(DATA LISTING):
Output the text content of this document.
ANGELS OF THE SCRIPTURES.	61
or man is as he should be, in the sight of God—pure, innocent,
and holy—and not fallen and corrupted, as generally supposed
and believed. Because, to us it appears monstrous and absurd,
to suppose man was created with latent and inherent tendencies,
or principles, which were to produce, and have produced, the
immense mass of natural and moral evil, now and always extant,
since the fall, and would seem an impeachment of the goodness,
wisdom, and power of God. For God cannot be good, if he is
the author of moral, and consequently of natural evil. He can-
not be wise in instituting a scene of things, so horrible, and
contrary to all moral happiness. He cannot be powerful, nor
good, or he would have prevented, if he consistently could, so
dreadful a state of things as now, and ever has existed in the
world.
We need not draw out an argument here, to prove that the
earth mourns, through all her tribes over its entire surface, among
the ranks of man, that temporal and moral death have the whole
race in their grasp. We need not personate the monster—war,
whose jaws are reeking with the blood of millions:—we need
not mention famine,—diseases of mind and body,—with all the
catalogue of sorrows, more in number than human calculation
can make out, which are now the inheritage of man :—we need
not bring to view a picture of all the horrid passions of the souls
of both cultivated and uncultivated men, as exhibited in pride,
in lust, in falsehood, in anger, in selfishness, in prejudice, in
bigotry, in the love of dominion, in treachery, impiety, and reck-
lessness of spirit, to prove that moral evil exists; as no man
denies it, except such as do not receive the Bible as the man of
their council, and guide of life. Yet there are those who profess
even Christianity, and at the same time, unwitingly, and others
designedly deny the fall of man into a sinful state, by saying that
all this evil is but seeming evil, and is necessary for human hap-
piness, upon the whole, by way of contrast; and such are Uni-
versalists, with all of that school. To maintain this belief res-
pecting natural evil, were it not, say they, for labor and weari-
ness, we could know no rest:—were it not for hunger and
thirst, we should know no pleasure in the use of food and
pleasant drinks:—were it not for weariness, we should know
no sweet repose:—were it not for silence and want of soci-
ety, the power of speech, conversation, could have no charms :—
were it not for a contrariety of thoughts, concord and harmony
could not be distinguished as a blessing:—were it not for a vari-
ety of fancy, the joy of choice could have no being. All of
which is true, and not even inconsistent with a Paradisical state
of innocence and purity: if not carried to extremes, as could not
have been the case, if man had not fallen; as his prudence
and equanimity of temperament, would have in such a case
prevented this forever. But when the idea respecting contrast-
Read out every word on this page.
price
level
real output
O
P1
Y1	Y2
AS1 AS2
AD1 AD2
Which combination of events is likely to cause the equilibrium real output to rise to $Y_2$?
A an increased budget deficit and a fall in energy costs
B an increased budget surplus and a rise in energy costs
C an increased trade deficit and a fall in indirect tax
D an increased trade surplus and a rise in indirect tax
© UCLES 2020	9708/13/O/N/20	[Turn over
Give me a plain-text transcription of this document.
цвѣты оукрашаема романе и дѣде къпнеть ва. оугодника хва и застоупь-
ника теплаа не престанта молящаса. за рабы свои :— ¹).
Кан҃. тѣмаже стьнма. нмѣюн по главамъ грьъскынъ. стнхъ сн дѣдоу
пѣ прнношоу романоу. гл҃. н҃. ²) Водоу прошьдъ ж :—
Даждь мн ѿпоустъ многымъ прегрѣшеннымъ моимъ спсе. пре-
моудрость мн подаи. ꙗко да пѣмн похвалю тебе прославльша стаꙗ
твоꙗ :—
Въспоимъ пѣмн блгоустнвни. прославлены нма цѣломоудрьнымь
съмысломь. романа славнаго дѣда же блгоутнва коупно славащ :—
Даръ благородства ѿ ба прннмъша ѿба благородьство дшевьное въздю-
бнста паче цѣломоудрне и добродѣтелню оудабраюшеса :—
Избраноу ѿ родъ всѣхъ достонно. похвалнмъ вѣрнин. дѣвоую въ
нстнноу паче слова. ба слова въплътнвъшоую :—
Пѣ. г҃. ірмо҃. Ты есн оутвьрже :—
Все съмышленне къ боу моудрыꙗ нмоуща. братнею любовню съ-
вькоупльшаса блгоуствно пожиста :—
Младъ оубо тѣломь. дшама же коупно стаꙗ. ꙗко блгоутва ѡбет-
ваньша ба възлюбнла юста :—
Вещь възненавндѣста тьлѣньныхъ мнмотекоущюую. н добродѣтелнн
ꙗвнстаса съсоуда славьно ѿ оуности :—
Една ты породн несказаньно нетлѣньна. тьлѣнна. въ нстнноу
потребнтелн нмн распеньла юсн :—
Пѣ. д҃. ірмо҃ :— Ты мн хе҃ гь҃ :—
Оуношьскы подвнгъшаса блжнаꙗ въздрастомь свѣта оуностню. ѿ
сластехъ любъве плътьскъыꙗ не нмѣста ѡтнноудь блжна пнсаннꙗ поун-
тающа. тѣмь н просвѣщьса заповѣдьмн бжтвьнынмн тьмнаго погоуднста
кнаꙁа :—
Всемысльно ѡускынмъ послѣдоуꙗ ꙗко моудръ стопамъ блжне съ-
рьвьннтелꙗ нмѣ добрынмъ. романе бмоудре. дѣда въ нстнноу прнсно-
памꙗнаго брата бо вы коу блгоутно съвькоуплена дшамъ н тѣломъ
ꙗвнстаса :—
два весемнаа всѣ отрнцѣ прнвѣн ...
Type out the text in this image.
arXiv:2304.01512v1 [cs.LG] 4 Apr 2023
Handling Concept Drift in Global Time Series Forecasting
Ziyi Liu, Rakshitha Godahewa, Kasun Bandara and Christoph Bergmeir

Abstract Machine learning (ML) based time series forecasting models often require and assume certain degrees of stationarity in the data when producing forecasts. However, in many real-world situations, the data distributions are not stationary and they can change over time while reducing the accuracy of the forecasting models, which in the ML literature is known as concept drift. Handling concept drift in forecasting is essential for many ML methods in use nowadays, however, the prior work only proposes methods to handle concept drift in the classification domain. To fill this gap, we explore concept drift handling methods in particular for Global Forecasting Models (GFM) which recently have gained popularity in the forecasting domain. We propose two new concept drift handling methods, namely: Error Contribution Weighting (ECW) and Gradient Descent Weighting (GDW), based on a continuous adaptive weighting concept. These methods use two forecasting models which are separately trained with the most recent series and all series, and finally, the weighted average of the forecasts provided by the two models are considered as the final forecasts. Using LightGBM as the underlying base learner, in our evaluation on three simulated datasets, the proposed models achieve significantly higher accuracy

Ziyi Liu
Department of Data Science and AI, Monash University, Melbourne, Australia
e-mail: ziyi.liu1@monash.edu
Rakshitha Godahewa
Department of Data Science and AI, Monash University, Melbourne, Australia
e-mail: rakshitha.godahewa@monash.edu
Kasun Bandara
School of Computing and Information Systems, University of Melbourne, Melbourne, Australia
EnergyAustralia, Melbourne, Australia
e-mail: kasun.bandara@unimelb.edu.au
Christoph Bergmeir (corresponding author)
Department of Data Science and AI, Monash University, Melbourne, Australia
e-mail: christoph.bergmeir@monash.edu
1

(TASK BRIEF): Locate and copy each line in the data above that includes the word "fallen".

(EXERCISE ANSWER):
and holy—and not fallen and corrupted, as generally supposed
have been the case, if man had not fallen; as his prudence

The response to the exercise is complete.